WHAT TO DO:
State how many lines of the records contain the string "krumme". Give the number alone.

Data entries:
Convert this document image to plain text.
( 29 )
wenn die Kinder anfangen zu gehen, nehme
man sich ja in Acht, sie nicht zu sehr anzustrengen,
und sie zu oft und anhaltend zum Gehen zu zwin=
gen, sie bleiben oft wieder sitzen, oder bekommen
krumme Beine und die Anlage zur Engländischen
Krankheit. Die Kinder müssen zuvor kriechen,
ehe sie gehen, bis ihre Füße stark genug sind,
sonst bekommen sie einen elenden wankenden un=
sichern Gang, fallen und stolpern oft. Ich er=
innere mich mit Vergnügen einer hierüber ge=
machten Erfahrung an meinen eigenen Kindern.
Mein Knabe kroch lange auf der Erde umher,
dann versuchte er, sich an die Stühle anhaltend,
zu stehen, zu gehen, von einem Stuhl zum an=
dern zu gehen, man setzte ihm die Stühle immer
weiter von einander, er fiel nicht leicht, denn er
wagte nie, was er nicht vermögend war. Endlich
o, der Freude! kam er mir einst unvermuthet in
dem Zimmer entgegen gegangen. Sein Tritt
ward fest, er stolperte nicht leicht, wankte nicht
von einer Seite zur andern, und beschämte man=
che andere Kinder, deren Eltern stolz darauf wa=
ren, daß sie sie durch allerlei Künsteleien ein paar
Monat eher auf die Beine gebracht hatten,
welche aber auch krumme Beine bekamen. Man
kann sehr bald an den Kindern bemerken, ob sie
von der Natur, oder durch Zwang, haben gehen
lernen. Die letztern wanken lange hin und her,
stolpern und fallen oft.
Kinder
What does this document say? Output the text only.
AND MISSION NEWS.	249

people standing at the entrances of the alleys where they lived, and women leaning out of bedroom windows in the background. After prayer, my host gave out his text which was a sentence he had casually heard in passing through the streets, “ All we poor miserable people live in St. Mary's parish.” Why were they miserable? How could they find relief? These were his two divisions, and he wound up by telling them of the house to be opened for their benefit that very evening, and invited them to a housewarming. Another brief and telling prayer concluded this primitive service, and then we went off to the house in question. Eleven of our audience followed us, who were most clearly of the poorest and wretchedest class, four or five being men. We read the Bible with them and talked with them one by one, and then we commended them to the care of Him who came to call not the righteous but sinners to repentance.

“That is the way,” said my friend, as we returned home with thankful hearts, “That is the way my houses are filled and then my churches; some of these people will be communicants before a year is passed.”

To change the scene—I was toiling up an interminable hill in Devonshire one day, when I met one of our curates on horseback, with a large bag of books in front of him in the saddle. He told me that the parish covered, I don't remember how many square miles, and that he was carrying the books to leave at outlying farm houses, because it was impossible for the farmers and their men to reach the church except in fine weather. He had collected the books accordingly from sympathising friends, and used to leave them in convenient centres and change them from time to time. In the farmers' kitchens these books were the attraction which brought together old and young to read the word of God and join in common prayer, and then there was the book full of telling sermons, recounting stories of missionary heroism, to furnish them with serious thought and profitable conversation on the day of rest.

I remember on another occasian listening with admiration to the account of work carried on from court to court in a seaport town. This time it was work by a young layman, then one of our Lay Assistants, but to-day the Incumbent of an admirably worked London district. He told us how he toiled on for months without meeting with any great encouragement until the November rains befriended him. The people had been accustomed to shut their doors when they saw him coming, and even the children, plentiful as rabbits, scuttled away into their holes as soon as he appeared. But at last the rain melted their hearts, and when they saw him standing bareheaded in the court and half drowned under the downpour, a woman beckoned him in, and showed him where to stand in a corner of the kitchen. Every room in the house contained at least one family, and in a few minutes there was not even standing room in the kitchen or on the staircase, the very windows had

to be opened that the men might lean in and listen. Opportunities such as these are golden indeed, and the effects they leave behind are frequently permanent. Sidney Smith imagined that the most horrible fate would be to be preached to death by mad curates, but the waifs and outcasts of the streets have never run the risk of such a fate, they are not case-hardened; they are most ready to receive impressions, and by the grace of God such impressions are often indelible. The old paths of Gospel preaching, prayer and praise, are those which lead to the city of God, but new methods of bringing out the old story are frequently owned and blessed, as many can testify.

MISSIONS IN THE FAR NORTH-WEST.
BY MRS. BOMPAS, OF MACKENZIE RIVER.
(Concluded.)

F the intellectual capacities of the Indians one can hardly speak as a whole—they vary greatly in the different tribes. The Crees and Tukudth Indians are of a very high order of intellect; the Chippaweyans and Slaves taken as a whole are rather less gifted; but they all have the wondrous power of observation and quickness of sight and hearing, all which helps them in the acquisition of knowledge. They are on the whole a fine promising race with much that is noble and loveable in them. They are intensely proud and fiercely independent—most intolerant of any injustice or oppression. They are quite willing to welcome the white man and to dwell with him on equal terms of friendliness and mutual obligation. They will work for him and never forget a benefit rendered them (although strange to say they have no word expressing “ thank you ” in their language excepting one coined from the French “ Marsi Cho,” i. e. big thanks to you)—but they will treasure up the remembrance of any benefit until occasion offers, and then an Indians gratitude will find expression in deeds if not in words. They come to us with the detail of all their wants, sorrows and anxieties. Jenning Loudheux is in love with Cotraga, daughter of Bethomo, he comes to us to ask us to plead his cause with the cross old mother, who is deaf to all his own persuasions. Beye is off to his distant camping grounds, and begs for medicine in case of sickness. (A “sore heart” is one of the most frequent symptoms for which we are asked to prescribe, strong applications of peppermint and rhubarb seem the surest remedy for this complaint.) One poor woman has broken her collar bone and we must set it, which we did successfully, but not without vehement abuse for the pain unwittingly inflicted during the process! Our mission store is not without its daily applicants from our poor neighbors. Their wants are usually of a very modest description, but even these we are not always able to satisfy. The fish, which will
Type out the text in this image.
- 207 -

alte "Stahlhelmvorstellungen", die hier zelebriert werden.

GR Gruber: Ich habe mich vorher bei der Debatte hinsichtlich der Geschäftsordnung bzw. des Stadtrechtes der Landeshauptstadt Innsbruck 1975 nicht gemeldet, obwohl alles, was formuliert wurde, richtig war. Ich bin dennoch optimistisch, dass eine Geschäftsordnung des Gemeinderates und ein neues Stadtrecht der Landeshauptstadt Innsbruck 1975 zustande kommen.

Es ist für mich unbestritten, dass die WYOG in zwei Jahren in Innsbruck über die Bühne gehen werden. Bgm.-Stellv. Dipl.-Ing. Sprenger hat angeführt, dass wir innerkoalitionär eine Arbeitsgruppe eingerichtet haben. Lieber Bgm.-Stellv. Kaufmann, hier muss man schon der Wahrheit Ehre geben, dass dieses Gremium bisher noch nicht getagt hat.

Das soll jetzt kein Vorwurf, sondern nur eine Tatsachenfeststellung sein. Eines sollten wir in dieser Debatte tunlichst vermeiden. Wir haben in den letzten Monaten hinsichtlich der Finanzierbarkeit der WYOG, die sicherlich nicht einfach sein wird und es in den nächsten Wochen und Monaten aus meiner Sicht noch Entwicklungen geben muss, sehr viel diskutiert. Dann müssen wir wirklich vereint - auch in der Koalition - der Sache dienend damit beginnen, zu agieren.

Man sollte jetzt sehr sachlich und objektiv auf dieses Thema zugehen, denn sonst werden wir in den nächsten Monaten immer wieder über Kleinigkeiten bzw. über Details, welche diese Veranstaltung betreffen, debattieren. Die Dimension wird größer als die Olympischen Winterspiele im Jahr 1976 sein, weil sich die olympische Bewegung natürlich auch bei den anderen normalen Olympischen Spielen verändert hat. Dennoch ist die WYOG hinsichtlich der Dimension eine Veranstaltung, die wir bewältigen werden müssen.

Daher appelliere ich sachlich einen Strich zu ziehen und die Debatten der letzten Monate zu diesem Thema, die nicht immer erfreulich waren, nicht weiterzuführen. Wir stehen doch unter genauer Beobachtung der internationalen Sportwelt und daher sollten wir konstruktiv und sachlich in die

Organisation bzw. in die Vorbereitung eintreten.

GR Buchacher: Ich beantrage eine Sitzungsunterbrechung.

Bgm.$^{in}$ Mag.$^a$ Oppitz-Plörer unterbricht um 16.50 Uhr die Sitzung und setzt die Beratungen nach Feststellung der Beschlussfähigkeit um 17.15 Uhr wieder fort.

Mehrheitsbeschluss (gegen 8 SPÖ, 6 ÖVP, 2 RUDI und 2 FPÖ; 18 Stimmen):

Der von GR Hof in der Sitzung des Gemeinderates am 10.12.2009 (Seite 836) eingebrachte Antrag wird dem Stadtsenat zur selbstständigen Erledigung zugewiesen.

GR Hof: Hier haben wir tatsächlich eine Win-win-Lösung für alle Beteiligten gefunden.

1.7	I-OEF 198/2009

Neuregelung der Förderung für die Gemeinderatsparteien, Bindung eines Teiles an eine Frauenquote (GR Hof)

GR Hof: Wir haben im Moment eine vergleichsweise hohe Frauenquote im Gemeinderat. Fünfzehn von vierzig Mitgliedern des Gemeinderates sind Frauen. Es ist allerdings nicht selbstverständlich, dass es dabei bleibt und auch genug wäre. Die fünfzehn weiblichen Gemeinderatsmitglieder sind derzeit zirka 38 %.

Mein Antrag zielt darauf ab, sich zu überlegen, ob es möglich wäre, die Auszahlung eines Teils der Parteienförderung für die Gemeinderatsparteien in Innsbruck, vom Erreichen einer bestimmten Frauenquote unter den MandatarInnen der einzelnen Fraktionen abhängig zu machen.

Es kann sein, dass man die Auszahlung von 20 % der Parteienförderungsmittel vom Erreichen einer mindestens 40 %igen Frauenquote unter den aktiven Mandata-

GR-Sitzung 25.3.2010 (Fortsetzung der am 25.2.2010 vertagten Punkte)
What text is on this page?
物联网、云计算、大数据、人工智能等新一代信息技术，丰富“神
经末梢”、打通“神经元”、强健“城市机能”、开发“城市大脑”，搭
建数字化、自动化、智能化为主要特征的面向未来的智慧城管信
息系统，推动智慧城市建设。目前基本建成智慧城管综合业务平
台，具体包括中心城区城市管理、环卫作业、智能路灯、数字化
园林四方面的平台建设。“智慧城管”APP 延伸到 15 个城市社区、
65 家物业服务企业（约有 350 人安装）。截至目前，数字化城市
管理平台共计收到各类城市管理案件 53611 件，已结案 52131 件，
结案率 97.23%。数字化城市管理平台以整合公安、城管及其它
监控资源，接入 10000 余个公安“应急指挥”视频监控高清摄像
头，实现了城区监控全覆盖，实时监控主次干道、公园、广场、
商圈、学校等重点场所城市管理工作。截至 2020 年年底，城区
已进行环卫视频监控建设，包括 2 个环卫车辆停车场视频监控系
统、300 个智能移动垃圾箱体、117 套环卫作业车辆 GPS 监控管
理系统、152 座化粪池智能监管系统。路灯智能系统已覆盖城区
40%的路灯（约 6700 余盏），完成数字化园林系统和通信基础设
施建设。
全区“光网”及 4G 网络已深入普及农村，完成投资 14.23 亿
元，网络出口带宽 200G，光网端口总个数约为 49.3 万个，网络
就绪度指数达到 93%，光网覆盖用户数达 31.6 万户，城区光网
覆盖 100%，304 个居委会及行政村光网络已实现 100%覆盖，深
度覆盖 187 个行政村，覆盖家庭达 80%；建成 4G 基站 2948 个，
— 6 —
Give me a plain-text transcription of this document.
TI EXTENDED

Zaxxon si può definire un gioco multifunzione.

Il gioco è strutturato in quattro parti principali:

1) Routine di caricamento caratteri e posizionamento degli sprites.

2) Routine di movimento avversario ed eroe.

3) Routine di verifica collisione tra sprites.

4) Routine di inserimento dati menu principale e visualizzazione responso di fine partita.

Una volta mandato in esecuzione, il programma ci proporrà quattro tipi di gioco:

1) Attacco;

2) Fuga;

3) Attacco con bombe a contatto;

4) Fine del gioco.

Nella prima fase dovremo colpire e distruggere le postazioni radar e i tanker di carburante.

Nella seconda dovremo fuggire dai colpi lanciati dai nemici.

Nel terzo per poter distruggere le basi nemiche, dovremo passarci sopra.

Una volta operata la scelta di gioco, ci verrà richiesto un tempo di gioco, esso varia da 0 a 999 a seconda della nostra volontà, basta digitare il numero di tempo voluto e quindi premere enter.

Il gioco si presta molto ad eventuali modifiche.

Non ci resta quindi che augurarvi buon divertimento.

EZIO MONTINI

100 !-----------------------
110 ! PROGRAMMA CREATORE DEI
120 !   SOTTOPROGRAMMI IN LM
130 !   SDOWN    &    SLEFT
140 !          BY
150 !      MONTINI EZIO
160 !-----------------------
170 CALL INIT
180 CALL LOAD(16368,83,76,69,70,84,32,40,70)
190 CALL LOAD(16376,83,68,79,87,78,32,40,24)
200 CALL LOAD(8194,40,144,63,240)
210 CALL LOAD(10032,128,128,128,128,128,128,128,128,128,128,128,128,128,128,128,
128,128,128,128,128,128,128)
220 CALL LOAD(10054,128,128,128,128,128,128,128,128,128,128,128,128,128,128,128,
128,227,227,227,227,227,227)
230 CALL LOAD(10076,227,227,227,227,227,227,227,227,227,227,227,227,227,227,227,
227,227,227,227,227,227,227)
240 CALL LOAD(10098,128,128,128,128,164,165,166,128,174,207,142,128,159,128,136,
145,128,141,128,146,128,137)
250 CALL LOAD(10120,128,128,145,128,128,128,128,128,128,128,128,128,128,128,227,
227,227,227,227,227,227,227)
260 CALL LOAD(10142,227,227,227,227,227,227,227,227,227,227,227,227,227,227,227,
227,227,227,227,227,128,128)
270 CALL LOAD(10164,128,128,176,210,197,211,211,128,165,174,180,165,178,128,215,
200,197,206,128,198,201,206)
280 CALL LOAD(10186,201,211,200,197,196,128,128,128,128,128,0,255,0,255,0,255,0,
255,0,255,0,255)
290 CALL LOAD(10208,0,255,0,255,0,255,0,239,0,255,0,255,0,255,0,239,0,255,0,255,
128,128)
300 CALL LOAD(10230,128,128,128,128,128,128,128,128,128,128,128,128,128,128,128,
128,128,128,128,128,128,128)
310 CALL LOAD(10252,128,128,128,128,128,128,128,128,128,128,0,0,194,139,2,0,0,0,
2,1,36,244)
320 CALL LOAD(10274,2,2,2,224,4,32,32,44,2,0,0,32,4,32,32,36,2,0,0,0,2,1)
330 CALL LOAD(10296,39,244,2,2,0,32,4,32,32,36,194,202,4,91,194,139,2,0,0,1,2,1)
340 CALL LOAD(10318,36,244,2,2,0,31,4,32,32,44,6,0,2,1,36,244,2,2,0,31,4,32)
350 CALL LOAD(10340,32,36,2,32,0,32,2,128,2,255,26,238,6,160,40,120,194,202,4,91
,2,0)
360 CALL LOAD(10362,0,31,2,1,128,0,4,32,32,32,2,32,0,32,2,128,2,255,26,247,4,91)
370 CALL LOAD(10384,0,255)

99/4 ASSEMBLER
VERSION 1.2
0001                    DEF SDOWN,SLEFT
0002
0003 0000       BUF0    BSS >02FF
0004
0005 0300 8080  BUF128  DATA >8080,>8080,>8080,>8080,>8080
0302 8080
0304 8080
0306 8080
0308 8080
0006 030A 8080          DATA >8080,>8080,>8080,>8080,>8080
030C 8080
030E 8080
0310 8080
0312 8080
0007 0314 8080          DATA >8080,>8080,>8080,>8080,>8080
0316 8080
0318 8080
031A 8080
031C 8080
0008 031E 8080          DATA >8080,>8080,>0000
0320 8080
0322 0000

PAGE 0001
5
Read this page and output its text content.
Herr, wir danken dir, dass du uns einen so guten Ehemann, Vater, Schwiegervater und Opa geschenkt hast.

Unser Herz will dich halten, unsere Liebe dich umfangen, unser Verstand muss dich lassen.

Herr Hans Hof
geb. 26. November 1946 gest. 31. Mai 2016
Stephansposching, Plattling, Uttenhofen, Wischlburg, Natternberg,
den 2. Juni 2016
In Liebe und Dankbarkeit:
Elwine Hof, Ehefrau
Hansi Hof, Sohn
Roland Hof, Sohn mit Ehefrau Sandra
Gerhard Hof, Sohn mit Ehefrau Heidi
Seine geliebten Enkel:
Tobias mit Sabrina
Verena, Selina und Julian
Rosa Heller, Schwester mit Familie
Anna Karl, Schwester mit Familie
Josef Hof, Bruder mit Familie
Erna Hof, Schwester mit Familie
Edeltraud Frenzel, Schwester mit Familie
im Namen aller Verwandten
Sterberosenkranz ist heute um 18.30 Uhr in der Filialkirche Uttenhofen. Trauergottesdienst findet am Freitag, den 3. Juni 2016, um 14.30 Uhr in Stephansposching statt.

EXERCISE RESPONSE:
2